→ What the exercise asks: Show each line from the listing that includes the word "name".

→ Supplied records:
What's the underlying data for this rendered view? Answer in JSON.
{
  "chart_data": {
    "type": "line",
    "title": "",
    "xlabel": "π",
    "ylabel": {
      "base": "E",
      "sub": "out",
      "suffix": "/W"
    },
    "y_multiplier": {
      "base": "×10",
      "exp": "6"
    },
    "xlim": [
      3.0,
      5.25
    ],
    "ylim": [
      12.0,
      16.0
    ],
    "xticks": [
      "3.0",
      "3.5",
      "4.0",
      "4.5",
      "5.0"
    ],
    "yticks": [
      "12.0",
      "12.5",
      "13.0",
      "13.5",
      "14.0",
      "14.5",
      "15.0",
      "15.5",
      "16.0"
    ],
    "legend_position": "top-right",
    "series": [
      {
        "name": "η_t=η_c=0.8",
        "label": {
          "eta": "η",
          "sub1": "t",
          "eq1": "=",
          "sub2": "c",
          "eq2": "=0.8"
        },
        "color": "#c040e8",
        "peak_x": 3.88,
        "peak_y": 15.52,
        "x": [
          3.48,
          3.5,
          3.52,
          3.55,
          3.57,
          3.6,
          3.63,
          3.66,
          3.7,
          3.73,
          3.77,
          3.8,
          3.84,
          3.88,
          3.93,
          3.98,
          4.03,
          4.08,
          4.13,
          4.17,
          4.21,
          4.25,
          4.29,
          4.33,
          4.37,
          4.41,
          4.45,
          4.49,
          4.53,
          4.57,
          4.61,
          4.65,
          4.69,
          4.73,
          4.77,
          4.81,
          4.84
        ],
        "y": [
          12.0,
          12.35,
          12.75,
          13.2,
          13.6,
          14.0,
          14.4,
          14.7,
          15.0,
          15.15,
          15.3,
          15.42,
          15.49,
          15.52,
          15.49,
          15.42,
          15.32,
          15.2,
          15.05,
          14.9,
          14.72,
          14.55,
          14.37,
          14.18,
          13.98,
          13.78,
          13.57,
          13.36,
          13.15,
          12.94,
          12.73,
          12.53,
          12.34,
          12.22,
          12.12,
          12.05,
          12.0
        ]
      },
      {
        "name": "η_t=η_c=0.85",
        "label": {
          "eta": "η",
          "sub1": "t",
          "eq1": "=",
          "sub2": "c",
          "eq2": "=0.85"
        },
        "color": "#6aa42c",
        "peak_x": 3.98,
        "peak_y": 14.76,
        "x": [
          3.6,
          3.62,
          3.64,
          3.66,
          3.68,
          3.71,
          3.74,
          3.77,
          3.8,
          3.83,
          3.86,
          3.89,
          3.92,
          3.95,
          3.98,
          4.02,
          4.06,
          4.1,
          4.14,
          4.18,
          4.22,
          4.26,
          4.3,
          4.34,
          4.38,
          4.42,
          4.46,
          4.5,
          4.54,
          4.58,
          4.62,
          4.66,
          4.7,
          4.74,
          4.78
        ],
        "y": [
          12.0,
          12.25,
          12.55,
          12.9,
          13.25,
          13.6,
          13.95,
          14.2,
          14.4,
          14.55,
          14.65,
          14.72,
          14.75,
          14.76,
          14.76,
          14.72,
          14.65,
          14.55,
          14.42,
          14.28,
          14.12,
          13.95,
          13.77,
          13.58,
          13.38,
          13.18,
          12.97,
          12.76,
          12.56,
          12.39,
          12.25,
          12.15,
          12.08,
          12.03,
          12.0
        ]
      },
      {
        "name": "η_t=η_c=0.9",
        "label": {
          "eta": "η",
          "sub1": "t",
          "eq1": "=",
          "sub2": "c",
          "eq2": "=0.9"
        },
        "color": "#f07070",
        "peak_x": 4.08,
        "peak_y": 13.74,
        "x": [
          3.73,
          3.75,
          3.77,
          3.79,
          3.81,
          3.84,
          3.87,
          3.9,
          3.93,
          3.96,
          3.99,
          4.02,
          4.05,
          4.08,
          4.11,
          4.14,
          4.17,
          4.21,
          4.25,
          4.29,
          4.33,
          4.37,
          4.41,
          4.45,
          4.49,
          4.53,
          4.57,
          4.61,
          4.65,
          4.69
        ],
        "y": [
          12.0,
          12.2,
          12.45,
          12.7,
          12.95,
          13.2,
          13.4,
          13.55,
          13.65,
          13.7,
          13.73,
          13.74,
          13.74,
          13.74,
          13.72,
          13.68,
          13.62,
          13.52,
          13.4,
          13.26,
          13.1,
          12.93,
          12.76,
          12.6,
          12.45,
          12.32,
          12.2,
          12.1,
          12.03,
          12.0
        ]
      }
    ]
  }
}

→ Output of the exercise:
        "name": "η_t=η_c=0.8",
        "name": "η_t=η_c=0.85",
        "name": "η_t=η_c=0.9",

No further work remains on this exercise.